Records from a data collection
Start
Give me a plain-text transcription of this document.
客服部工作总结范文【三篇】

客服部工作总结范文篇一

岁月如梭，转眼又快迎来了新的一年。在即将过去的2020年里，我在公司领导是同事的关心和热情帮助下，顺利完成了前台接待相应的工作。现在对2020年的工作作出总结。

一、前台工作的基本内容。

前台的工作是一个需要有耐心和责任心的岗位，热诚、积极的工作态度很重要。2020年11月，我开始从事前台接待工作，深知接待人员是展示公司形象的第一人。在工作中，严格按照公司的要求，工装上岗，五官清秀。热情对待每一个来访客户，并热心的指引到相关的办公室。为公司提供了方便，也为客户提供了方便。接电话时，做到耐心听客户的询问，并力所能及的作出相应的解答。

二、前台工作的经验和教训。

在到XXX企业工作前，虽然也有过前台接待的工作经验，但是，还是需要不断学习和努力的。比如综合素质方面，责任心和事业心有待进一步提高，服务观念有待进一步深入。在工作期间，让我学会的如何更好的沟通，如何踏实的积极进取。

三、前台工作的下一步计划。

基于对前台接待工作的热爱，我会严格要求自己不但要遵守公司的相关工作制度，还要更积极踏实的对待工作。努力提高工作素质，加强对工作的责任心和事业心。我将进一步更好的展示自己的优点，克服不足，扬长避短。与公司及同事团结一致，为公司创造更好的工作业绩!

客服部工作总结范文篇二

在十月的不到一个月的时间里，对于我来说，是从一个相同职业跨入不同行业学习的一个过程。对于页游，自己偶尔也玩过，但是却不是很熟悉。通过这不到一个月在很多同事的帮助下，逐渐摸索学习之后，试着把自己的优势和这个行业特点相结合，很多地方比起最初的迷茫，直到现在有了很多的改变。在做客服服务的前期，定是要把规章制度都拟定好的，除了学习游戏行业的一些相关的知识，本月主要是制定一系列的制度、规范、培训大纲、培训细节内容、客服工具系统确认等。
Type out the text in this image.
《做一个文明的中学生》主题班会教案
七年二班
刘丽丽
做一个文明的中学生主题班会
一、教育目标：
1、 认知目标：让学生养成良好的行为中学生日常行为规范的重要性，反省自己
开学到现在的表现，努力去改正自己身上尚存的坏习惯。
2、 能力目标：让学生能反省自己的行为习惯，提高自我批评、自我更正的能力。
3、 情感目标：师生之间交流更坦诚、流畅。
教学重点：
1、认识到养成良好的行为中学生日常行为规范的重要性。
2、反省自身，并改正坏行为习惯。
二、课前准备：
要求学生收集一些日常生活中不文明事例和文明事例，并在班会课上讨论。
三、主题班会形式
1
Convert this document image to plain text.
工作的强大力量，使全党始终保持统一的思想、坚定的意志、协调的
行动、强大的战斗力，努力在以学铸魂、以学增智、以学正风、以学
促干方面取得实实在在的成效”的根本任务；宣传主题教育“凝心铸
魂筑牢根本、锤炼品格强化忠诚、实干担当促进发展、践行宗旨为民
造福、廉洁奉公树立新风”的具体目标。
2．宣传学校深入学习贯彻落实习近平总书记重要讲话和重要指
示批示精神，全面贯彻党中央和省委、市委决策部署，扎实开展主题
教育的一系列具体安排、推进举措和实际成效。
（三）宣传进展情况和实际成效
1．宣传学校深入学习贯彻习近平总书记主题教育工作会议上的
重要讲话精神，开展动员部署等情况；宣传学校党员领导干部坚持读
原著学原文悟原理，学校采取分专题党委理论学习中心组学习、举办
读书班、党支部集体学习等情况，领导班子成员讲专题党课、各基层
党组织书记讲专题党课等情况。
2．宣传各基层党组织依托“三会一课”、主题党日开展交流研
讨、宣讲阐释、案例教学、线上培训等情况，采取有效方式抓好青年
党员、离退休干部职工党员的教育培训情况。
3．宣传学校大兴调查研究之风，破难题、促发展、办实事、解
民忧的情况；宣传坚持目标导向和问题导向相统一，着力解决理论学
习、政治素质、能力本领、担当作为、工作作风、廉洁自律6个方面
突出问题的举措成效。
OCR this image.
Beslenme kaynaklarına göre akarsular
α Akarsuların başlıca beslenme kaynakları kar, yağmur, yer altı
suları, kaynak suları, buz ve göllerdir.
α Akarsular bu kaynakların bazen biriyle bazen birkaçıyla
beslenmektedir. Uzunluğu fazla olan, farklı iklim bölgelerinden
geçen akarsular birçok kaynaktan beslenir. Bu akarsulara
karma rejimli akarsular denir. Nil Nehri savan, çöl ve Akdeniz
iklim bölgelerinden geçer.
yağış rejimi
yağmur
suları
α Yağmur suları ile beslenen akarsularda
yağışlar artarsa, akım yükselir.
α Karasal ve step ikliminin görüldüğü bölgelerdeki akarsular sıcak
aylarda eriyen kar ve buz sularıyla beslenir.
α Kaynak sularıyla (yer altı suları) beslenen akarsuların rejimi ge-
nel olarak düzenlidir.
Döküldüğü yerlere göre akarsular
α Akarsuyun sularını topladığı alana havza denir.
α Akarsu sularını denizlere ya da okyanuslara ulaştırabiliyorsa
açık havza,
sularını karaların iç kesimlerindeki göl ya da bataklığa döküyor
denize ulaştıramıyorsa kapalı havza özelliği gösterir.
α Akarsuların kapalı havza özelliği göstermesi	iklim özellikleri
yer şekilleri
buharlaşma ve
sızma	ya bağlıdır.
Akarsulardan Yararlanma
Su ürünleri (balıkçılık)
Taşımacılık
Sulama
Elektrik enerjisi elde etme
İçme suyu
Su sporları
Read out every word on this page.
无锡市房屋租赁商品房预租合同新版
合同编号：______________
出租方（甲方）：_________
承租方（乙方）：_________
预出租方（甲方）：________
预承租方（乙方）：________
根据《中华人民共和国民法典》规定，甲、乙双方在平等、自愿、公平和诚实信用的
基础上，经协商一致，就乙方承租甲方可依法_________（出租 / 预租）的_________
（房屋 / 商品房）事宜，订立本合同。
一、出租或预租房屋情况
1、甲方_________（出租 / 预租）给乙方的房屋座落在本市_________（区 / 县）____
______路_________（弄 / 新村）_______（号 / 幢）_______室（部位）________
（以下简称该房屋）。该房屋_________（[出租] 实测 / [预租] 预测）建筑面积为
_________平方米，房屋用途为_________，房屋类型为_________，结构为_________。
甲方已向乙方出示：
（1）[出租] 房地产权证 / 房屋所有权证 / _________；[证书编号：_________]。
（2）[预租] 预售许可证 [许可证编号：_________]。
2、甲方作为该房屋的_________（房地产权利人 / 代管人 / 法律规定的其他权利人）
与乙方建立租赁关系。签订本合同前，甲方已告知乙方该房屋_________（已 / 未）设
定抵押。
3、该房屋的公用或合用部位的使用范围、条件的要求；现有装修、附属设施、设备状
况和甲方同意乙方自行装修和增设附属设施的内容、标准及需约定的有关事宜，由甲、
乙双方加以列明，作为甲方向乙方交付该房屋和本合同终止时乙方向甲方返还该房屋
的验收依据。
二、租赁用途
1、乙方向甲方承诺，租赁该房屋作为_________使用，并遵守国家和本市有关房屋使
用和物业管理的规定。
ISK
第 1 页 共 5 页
End
(Aim) Repeat each entry word for word.

(Result)
Give me a plain-text transcription of this document.
客服部工作总结范文【三篇】

客服部工作总结范文篇一

岁月如梭，转眼又快迎来了新的一年。在即将过去的2020年里，我在公司领导是同事的关心和热情帮助下，顺利完成了前台接待相应的工作。现在对2020年的工作作出总结。

一、前台工作的基本内容。

前台的工作是一个需要有耐心和责任心的岗位，热诚、积极的工作态度很重要。2020年11月，我开始从事前台接待工作，深知接待人员是展示公司形象的第一人。在工作中，严格按照公司的要求，工装上岗，五官清秀。热情对待每一个来访客户，并热心的指引到相关的办公室。为公司提供了方便，也为客户提供了方便。接电话时，做到耐心听客户的询问，并力所能及的作出相应的解答。

二、前台工作的经验和教训。

在到XXX企业工作前，虽然也有过前台接待的工作经验，但是，还是需要不断学习和努力的。比如综合素质方面，责任心和事业心有待进一步提高，服务观念有待进一步深入。在工作期间，让我学会的如何更好的沟通，如何踏实的积极进取。

三、前台工作的下一步计划。

基于对前台接待工作的热爱，我会严格要求自己不但要遵守公司的相关工作制度，还要更积极踏实的对待工作。努力提高工作素质，加强对工作的责任心和事业心。我将进一步更好的展示自己的优点，克服不足，扬长避短。与公司及同事团结一致，为公司创造更好的工作业绩!

客服部工作总结范文篇二

在十月的不到一个月的时间里，对于我来说，是从一个相同职业跨入不同行业学习的一个过程。对于页游，自己偶尔也玩过，但是却不是很熟悉。通过这不到一个月在很多同事的帮助下，逐渐摸索学习之后，试着把自己的优势和这个行业特点相结合，很多地方比起最初的迷茫，直到现在有了很多的改变。在做客服服务的前期，定是要把规章制度都拟定好的，除了学习游戏行业的一些相关的知识，本月主要是制定一系列的制度、规范、培训大纲、培训细节内容、客服工具系统确认等。
Type out the text in this image.
《做一个文明的中学生》主题班会教案
七年二班
刘丽丽
做一个文明的中学生主题班会
一、教育目标：
1、 认知目标：让学生养成良好的行为中学生日常行为规范的重要性，反省自己
开学到现在的表现，努力去改正自己身上尚存的坏习惯。
2、 能力目标：让学生能反省自己的行为习惯，提高自我批评、自我更正的能力。
3、 情感目标：师生之间交流更坦诚、流畅。
教学重点：
1、认识到养成良好的行为中学生日常行为规范的重要性。
2、反省自身，并改正坏行为习惯。
二、课前准备：
要求学生收集一些日常生活中不文明事例和文明事例，并在班会课上讨论。
三、主题班会形式
1
Convert this document image to plain text.
工作的强大力量，使全党始终保持统一的思想、坚定的意志、协调的
行动、强大的战斗力，努力在以学铸魂、以学增智、以学正风、以学
促干方面取得实实在在的成效”的根本任务；宣传主题教育“凝心铸
魂筑牢根本、锤炼品格强化忠诚、实干担当促进发展、践行宗旨为民
造福、廉洁奉公树立新风”的具体目标。
2．宣传学校深入学习贯彻落实习近平总书记重要讲话和重要指
示批示精神，全面贯彻党中央和省委、市委决策部署，扎实开展主题
教育的一系列具体安排、推进举措和实际成效。
（三）宣传进展情况和实际成效
1．宣传学校深入学习贯彻习近平总书记主题教育工作会议上的
重要讲话精神，开展动员部署等情况；宣传学校党员领导干部坚持读
原著学原文悟原理，学校采取分专题党委理论学习中心组学习、举办
读书班、党支部集体学习等情况，领导班子成员讲专题党课、各基层
党组织书记讲专题党课等情况。
2．宣传各基层党组织依托“三会一课”、主题党日开展交流研
讨、宣讲阐释、案例教学、线上培训等情况，采取有效方式抓好青年
党员、离退休干部职工党员的教育培训情况。
3．宣传学校大兴调查研究之风，破难题、促发展、办实事、解
民忧的情况；宣传坚持目标导向和问题导向相统一，着力解决理论学
习、政治素质、能力本领、担当作为、工作作风、廉洁自律6个方面
突出问题的举措成效。
OCR this image.
Beslenme kaynaklarına göre akarsular
α Akarsuların başlıca beslenme kaynakları kar, yağmur, yer altı
suları, kaynak suları, buz ve göllerdir.
α Akarsular bu kaynakların bazen biriyle bazen birkaçıyla
beslenmektedir. Uzunluğu fazla olan, farklı iklim bölgelerinden
geçen akarsular birçok kaynaktan beslenir. Bu akarsulara
karma rejimli akarsular denir. Nil Nehri savan, çöl ve Akdeniz
iklim bölgelerinden geçer.
yağış rejimi
yağmur
suları
α Yağmur suları ile beslenen akarsularda
yağışlar artarsa, akım yükselir.
α Karasal ve step ikliminin görüldüğü bölgelerdeki akarsular sıcak
aylarda eriyen kar ve buz sularıyla beslenir.
α Kaynak sularıyla (yer altı suları) beslenen akarsuların rejimi ge-
nel olarak düzenlidir.
Döküldüğü yerlere göre akarsular
α Akarsuyun sularını topladığı alana havza denir.
α Akarsu sularını denizlere ya da okyanuslara ulaştırabiliyorsa
açık havza,
sularını karaların iç kesimlerindeki göl ya da bataklığa döküyor
denize ulaştıramıyorsa kapalı havza özelliği gösterir.
α Akarsuların kapalı havza özelliği göstermesi	iklim özellikleri
yer şekilleri
buharlaşma ve
sızma	ya bağlıdır.
Akarsulardan Yararlanma
Su ürünleri (balıkçılık)
Taşımacılık
Sulama
Elektrik enerjisi elde etme
İçme suyu
Su sporları
Read out every word on this page.
无锡市房屋租赁商品房预租合同新版
合同编号：______________
出租方（甲方）：_________
承租方（乙方）：_________
预出租方（甲方）：________
预承租方（乙方）：________
根据《中华人民共和国民法典》规定，甲、乙双方在平等、自愿、公平和诚实信用的
基础上，经协商一致，就乙方承租甲方可依法_________（出租 / 预租）的_________
（房屋 / 商品房）事宜，订立本合同。
一、出租或预租房屋情况
1、甲方_________（出租 / 预租）给乙方的房屋座落在本市_________（区 / 县）____
______路_________（弄 / 新村）_______（号 / 幢）_______室（部位）________
（以下简称该房屋）。该房屋_________（[出租] 实测 / [预租] 预测）建筑面积为
_________平方米，房屋用途为_________，房屋类型为_________，结构为_________。
甲方已向乙方出示：
（1）[出租] 房地产权证 / 房屋所有权证 / _________；[证书编号：_________]。
（2）[预租] 预售许可证 [许可证编号：_________]。
2、甲方作为该房屋的_________（房地产权利人 / 代管人 / 法律规定的其他权利人）
与乙方建立租赁关系。签订本合同前，甲方已告知乙方该房屋_________（已 / 未）设
定抵押。
3、该房屋的公用或合用部位的使用范围、条件的要求；现有装修、附属设施、设备状
况和甲方同意乙方自行装修和增设附属设施的内容、标准及需约定的有关事宜，由甲、
乙双方加以列明，作为甲方向乙方交付该房屋和本合同终止时乙方向甲方返还该房屋
的验收依据。
二、租赁用途
1、乙方向甲方承诺，租赁该房屋作为_________使用，并遵守国家和本市有关房屋使
用和物业管理的规定。
ISK
第 1 页 共 5 页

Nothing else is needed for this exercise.